[Dataset records]
* Begin *

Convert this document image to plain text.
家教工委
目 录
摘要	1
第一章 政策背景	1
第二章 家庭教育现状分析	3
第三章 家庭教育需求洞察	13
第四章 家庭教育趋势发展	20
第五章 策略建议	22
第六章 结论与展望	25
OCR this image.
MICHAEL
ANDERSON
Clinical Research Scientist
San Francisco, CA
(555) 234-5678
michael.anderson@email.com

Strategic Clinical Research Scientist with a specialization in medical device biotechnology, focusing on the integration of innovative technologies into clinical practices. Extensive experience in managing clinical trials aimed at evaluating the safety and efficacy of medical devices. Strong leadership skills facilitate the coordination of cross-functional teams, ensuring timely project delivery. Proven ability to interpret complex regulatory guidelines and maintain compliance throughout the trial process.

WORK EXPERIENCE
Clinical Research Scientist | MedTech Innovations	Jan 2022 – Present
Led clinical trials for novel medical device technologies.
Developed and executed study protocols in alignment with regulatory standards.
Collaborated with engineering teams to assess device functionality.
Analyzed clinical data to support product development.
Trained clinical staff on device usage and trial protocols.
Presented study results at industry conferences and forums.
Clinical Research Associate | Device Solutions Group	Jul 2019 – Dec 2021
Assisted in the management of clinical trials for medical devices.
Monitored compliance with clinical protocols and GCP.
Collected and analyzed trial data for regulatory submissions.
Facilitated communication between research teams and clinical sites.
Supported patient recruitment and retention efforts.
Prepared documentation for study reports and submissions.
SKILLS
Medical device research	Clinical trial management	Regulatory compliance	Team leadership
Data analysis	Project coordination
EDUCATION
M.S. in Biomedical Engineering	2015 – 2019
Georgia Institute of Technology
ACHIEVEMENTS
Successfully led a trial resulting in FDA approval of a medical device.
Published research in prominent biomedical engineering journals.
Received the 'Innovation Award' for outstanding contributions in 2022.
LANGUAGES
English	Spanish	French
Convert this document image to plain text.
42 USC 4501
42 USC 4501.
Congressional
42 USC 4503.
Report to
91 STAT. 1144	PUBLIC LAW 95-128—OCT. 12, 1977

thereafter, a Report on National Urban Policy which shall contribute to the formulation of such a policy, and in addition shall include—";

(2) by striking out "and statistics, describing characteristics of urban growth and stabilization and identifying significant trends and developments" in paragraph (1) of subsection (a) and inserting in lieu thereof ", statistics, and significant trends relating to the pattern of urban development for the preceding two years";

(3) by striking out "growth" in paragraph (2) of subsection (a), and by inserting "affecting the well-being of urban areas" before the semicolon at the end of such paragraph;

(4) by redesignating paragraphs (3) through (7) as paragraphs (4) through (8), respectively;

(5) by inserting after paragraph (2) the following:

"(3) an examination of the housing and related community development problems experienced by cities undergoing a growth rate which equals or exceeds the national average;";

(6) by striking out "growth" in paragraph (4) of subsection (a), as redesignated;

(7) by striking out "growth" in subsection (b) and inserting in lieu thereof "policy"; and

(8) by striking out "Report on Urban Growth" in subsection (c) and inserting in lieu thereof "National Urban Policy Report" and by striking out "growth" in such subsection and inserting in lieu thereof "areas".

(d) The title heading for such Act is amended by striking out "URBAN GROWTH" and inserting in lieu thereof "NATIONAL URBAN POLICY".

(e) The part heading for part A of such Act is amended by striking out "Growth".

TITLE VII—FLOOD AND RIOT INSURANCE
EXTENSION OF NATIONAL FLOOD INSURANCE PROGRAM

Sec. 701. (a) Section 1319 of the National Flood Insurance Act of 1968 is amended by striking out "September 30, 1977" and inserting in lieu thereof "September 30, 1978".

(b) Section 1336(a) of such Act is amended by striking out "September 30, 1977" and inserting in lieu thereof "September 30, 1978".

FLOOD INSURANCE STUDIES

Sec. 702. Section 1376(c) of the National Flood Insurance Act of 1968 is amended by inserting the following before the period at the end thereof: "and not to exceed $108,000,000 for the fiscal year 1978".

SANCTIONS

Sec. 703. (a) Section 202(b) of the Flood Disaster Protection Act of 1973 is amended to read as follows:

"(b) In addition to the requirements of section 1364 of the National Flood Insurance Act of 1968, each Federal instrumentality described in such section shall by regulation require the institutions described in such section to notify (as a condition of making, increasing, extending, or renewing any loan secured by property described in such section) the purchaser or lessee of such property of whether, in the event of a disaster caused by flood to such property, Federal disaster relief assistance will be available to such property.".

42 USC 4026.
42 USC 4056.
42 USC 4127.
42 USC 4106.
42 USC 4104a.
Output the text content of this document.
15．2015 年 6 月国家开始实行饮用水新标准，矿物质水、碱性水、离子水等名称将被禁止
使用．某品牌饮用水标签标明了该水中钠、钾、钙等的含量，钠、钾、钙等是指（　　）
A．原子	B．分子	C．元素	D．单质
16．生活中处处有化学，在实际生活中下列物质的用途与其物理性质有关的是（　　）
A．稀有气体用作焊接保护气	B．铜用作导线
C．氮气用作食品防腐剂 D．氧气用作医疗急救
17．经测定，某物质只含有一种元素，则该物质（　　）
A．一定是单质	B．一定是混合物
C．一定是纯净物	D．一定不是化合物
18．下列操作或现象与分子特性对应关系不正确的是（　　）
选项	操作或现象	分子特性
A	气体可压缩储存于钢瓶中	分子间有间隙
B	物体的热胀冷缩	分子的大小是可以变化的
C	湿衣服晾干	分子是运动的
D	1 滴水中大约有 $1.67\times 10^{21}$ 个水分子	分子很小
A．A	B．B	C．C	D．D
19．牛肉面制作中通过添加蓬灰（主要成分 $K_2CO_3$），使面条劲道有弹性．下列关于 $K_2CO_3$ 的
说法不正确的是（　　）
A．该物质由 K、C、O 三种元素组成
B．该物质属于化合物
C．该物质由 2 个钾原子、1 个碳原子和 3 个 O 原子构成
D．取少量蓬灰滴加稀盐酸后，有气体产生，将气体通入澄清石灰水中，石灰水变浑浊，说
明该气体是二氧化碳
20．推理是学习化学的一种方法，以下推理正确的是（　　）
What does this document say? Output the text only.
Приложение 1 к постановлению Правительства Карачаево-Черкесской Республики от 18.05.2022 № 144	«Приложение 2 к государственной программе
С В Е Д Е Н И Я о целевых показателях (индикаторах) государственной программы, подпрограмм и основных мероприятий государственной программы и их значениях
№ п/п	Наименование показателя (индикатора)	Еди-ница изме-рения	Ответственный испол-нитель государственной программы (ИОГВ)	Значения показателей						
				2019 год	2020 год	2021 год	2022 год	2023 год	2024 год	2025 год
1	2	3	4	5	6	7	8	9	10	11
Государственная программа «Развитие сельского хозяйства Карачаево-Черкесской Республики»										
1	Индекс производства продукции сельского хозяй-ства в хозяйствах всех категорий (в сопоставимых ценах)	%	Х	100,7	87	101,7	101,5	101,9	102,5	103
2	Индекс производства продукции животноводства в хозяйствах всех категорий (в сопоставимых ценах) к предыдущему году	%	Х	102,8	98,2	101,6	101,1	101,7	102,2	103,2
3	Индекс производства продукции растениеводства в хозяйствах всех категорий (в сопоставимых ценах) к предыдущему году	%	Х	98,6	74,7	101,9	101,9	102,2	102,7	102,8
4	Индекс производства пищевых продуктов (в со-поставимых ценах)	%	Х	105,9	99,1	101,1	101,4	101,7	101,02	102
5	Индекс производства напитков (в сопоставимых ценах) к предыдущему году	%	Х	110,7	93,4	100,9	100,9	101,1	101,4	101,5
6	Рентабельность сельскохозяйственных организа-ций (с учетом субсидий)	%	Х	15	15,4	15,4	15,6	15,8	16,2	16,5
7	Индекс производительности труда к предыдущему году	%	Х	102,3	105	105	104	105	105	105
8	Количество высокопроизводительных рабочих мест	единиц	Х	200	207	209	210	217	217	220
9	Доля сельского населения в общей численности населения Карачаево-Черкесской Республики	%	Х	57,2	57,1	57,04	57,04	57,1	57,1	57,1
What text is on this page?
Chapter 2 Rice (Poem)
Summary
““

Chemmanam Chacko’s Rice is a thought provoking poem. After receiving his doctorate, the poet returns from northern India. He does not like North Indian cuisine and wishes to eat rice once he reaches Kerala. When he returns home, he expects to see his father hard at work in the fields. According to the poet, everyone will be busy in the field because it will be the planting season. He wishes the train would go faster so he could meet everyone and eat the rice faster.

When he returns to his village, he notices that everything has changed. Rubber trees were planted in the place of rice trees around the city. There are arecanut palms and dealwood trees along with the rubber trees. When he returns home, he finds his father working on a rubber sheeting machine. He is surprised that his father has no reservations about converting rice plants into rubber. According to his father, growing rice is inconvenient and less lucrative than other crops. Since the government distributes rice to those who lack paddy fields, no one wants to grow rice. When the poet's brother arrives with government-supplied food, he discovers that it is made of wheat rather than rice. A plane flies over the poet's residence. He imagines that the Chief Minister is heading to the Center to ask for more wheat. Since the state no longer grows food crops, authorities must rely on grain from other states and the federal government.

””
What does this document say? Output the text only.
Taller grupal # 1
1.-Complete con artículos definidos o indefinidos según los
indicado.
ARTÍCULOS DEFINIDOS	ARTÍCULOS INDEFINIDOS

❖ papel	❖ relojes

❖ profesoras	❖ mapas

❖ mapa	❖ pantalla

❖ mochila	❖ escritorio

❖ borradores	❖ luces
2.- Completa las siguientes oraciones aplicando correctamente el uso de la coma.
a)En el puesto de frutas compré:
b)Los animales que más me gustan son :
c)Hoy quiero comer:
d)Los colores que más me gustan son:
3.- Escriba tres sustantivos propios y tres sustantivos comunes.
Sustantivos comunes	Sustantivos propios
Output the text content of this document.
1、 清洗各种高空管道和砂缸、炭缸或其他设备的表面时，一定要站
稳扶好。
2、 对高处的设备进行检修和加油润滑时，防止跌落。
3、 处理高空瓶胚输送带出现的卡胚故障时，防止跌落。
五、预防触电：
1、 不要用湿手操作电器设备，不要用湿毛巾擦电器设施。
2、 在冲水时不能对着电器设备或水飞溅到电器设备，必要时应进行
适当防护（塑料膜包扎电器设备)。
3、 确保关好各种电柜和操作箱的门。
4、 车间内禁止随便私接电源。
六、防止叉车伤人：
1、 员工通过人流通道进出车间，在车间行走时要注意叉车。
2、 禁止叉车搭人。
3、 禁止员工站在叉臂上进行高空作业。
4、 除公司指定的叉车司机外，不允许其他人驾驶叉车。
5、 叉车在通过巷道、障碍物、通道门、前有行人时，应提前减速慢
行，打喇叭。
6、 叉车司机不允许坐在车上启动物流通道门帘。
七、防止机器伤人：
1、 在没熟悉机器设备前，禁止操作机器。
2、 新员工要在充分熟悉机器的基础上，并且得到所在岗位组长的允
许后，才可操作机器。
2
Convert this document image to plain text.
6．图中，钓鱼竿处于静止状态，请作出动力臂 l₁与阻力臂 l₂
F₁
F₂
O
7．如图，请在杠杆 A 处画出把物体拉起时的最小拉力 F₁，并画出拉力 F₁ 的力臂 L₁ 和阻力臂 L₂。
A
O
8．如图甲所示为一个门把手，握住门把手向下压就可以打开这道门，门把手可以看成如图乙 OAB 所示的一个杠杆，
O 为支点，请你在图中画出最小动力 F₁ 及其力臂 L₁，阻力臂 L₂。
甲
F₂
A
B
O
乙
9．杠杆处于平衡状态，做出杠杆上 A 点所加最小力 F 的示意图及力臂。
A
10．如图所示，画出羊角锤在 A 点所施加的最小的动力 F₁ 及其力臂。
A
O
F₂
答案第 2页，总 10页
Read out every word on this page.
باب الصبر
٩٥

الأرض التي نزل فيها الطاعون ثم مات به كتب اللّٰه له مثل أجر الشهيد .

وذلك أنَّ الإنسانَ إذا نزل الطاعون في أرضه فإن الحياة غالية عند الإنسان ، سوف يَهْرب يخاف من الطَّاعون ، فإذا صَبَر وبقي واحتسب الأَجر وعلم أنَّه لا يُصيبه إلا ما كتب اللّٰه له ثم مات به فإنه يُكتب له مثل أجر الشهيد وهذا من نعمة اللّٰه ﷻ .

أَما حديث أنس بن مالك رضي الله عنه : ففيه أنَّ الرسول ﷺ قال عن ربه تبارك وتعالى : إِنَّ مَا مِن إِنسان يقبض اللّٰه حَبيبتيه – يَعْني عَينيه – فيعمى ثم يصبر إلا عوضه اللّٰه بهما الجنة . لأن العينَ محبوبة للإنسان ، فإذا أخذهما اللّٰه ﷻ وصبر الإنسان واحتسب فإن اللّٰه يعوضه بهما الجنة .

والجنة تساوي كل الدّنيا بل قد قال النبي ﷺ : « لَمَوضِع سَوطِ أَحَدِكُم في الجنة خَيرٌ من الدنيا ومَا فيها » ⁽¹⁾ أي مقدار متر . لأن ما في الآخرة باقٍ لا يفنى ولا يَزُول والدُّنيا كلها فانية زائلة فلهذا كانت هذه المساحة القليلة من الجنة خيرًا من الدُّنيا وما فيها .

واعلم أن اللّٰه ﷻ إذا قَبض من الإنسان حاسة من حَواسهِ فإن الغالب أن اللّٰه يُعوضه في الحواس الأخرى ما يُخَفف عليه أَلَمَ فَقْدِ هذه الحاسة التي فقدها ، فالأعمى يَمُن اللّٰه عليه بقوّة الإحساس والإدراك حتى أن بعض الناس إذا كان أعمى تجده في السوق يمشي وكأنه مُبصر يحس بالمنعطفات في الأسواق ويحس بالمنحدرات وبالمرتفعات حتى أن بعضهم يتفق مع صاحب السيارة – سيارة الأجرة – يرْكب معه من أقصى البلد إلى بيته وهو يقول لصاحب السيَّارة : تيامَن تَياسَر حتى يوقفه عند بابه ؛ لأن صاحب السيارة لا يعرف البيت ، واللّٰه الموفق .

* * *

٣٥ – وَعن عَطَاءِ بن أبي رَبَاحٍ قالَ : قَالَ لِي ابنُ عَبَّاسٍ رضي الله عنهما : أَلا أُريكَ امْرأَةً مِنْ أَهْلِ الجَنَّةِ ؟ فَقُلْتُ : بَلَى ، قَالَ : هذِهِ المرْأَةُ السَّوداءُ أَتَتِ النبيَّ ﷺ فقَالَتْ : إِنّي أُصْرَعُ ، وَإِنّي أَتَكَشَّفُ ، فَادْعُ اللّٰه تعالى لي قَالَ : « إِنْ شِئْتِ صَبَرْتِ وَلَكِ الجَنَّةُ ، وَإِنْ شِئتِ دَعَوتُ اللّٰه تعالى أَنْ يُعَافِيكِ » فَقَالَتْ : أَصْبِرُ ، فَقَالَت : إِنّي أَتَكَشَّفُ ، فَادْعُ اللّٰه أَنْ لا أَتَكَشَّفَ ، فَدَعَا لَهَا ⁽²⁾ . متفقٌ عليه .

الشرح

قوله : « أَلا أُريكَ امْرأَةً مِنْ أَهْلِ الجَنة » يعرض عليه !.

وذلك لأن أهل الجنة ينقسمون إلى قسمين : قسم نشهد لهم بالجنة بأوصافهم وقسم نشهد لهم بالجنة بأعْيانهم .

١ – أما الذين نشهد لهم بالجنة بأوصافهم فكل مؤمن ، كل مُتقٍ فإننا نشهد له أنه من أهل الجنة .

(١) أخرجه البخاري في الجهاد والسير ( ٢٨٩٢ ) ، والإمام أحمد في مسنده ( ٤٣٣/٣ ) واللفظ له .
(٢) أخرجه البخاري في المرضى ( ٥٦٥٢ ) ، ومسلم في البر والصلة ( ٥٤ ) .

* End *

REQUEST: Tally the lines in the records above that contain the word "will", and give only that number.

THE REPLY: 2